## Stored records
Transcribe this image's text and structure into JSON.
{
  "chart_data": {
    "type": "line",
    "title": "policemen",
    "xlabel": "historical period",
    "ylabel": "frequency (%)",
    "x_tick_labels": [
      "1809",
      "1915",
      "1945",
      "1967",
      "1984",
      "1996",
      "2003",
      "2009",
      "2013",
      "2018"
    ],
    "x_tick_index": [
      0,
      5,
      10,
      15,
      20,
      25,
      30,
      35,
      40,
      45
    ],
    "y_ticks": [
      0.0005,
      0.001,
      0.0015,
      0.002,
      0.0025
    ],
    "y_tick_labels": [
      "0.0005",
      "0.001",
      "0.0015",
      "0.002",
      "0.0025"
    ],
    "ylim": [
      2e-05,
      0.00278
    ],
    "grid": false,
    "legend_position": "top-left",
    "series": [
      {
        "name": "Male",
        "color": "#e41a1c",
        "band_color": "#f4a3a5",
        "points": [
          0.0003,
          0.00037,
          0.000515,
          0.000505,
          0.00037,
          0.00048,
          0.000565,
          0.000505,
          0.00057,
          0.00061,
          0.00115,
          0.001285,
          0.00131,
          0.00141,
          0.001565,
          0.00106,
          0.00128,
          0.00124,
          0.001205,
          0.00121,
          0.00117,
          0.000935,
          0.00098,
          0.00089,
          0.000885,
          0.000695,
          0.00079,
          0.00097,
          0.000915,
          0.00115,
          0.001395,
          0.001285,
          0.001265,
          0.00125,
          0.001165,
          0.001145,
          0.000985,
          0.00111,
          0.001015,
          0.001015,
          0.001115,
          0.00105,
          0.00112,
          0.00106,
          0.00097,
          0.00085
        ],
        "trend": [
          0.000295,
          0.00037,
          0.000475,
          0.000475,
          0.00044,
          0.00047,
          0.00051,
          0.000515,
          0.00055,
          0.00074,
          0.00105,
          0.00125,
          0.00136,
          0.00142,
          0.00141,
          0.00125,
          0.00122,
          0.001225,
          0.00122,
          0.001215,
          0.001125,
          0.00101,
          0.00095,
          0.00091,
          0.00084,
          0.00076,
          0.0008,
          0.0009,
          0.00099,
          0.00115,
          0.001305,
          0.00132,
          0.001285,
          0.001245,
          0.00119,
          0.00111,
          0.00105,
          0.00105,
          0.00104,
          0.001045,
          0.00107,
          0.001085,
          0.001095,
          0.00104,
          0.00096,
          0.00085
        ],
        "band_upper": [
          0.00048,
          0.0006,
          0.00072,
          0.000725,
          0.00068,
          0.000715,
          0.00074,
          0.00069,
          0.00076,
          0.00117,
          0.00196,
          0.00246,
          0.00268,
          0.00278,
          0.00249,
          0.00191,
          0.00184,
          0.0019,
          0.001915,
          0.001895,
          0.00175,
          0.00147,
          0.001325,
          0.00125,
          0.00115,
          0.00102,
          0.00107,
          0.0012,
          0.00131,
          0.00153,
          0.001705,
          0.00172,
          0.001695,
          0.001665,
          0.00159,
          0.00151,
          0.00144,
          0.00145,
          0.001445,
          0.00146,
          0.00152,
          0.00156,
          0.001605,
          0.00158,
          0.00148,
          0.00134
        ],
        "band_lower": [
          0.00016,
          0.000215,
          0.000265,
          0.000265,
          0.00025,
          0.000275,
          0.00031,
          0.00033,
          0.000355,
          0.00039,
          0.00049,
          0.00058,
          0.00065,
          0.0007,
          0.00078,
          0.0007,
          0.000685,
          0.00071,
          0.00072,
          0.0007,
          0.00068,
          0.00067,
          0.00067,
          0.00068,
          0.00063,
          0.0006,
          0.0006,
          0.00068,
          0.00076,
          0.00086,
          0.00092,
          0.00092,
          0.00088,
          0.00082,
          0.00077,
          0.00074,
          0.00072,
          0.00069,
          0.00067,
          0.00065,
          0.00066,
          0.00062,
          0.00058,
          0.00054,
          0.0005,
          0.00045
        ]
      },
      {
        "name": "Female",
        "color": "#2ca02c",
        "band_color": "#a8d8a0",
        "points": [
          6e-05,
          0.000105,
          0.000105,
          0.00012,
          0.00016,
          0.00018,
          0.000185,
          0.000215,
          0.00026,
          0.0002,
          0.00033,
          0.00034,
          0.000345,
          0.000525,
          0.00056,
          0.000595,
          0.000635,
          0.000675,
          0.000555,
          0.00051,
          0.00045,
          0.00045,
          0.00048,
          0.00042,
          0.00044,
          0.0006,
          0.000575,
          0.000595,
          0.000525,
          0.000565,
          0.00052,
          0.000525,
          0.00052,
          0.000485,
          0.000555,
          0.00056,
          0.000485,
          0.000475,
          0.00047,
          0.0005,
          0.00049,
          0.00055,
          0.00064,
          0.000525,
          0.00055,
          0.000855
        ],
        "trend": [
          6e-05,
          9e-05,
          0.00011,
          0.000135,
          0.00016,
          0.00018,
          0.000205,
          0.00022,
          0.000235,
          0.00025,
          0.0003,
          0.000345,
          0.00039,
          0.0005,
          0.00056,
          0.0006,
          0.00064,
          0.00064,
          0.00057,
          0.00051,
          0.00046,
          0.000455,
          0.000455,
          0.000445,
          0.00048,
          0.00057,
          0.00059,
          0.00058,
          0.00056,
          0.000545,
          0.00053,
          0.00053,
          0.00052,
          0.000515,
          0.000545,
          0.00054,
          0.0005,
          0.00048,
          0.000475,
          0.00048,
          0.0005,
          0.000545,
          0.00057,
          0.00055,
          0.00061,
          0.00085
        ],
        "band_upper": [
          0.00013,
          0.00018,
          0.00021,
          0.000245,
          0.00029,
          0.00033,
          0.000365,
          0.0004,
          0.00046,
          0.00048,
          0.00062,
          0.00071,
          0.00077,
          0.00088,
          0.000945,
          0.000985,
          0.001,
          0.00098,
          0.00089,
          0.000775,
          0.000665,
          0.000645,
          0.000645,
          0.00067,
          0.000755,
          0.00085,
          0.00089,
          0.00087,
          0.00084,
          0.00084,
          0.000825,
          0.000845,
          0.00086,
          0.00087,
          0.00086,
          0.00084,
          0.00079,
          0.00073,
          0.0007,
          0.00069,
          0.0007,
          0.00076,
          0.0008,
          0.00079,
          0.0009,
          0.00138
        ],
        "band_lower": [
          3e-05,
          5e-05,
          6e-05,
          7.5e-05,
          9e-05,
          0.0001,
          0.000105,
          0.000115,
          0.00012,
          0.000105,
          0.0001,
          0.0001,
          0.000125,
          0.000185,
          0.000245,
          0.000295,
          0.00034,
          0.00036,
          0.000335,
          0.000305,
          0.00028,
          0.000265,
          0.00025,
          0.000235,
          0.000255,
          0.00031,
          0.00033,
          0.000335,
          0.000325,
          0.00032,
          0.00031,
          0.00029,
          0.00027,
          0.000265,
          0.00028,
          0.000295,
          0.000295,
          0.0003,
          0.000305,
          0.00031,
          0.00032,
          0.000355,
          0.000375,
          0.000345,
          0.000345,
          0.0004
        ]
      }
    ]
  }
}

## What you should do
Transcribe the whole listing with nothing added or left out.

## Answer to the task
Transcribe this image's text and structure into JSON.
{
  "chart_data": {
    "type": "line",
    "title": "policemen",
    "xlabel": "historical period",
    "ylabel": "frequency (%)",
    "x_tick_labels": [
      "1809",
      "1915",
      "1945",
      "1967",
      "1984",
      "1996",
      "2003",
      "2009",
      "2013",
      "2018"
    ],
    "x_tick_index": [
      0,
      5,
      10,
      15,
      20,
      25,
      30,
      35,
      40,
      45
    ],
    "y_ticks": [
      0.0005,
      0.001,
      0.0015,
      0.002,
      0.0025
    ],
    "y_tick_labels": [
      "0.0005",
      "0.001",
      "0.0015",
      "0.002",
      "0.0025"
    ],
    "ylim": [
      2e-05,
      0.00278
    ],
    "grid": false,
    "legend_position": "top-left",
    "series": [
      {
        "name": "Male",
        "color": "#e41a1c",
        "band_color": "#f4a3a5",
        "points": [
          0.0003,
          0.00037,
          0.000515,
          0.000505,
          0.00037,
          0.00048,
          0.000565,
          0.000505,
          0.00057,
          0.00061,
          0.00115,
          0.001285,
          0.00131,
          0.00141,
          0.001565,
          0.00106,
          0.00128,
          0.00124,
          0.001205,
          0.00121,
          0.00117,
          0.000935,
          0.00098,
          0.00089,
          0.000885,
          0.000695,
          0.00079,
          0.00097,
          0.000915,
          0.00115,
          0.001395,
          0.001285,
          0.001265,
          0.00125,
          0.001165,
          0.001145,
          0.000985,
          0.00111,
          0.001015,
          0.001015,
          0.001115,
          0.00105,
          0.00112,
          0.00106,
          0.00097,
          0.00085
        ],
        "trend": [
          0.000295,
          0.00037,
          0.000475,
          0.000475,
          0.00044,
          0.00047,
          0.00051,
          0.000515,
          0.00055,
          0.00074,
          0.00105,
          0.00125,
          0.00136,
          0.00142,
          0.00141,
          0.00125,
          0.00122,
          0.001225,
          0.00122,
          0.001215,
          0.001125,
          0.00101,
          0.00095,
          0.00091,
          0.00084,
          0.00076,
          0.0008,
          0.0009,
          0.00099,
          0.00115,
          0.001305,
          0.00132,
          0.001285,
          0.001245,
          0.00119,
          0.00111,
          0.00105,
          0.00105,
          0.00104,
          0.001045,
          0.00107,
          0.001085,
          0.001095,
          0.00104,
          0.00096,
          0.00085
        ],
        "band_upper": [
          0.00048,
          0.0006,
          0.00072,
          0.000725,
          0.00068,
          0.000715,
          0.00074,
          0.00069,
          0.00076,
          0.00117,
          0.00196,
          0.00246,
          0.00268,
          0.00278,
          0.00249,
          0.00191,
          0.00184,
          0.0019,
          0.001915,
          0.001895,
          0.00175,
          0.00147,
          0.001325,
          0.00125,
          0.00115,
          0.00102,
          0.00107,
          0.0012,
          0.00131,
          0.00153,
          0.001705,
          0.00172,
          0.001695,
          0.001665,
          0.00159,
          0.00151,
          0.00144,
          0.00145,
          0.001445,
          0.00146,
          0.00152,
          0.00156,
          0.001605,
          0.00158,
          0.00148,
          0.00134
        ],
        "band_lower": [
          0.00016,
          0.000215,
          0.000265,
          0.000265,
          0.00025,
          0.000275,
          0.00031,
          0.00033,
          0.000355,
          0.00039,
          0.00049,
          0.00058,
          0.00065,
          0.0007,
          0.00078,
          0.0007,
          0.000685,
          0.00071,
          0.00072,
          0.0007,
          0.00068,
          0.00067,
          0.00067,
          0.00068,
          0.00063,
          0.0006,
          0.0006,
          0.00068,
          0.00076,
          0.00086,
          0.00092,
          0.00092,
          0.00088,
          0.00082,
          0.00077,
          0.00074,
          0.00072,
          0.00069,
          0.00067,
          0.00065,
          0.00066,
          0.00062,
          0.00058,
          0.00054,
          0.0005,
          0.00045
        ]
      },
      {
        "name": "Female",
        "color": "#2ca02c",
        "band_color": "#a8d8a0",
        "points": [
          6e-05,
          0.000105,
          0.000105,
          0.00012,
          0.00016,
          0.00018,
          0.000185,
          0.000215,
          0.00026,
          0.0002,
          0.00033,
          0.00034,
          0.000345,
          0.000525,
          0.00056,
          0.000595,
          0.000635,
          0.000675,
          0.000555,
          0.00051,
          0.00045,
          0.00045,
          0.00048,
          0.00042,
          0.00044,
          0.0006,
          0.000575,
          0.000595,
          0.000525,
          0.000565,
          0.00052,
          0.000525,
          0.00052,
          0.000485,
          0.000555,
          0.00056,
          0.000485,
          0.000475,
          0.00047,
          0.0005,
          0.00049,
          0.00055,
          0.00064,
          0.000525,
          0.00055,
          0.000855
        ],
        "trend": [
          6e-05,
          9e-05,
          0.00011,
          0.000135,
          0.00016,
          0.00018,
          0.000205,
          0.00022,
          0.000235,
          0.00025,
          0.0003,
          0.000345,
          0.00039,
          0.0005,
          0.00056,
          0.0006,
          0.00064,
          0.00064,
          0.00057,
          0.00051,
          0.00046,
          0.000455,
          0.000455,
          0.000445,
          0.00048,
          0.00057,
          0.00059,
          0.00058,
          0.00056,
          0.000545,
          0.00053,
          0.00053,
          0.00052,
          0.000515,
          0.000545,
          0.00054,
          0.0005,
          0.00048,
          0.000475,
          0.00048,
          0.0005,
          0.000545,
          0.00057,
          0.00055,
          0.00061,
          0.00085
        ],
        "band_upper": [
          0.00013,
          0.00018,
          0.00021,
          0.000245,
          0.00029,
          0.00033,
          0.000365,
          0.0004,
          0.00046,
          0.00048,
          0.00062,
          0.00071,
          0.00077,
          0.00088,
          0.000945,
          0.000985,
          0.001,
          0.00098,
          0.00089,
          0.000775,
          0.000665,
          0.000645,
          0.000645,
          0.00067,
          0.000755,
          0.00085,
          0.00089,
          0.00087,
          0.00084,
          0.00084,
          0.000825,
          0.000845,
          0.00086,
          0.00087,
          0.00086,
          0.00084,
          0.00079,
          0.00073,
          0.0007,
          0.00069,
          0.0007,
          0.00076,
          0.0008,
          0.00079,
          0.0009,
          0.00138
        ],
        "band_lower": [
          3e-05,
          5e-05,
          6e-05,
          7.5e-05,
          9e-05,
          0.0001,
          0.000105,
          0.000115,
          0.00012,
          0.000105,
          0.0001,
          0.0001,
          0.000125,
          0.000185,
          0.000245,
          0.000295,
          0.00034,
          0.00036,
          0.000335,
          0.000305,
          0.00028,
          0.000265,
          0.00025,
          0.000235,
          0.000255,
          0.00031,
          0.00033,
          0.000335,
          0.000325,
          0.00032,
          0.00031,
          0.00029,
          0.00027,
          0.000265,
          0.00028,
          0.000295,
          0.000295,
          0.0003,
          0.000305,
          0.00031,
          0.00032,
          0.000355,
          0.000375,
          0.000345,
          0.000345,
          0.0004
        ]
      }
    ]
  }
}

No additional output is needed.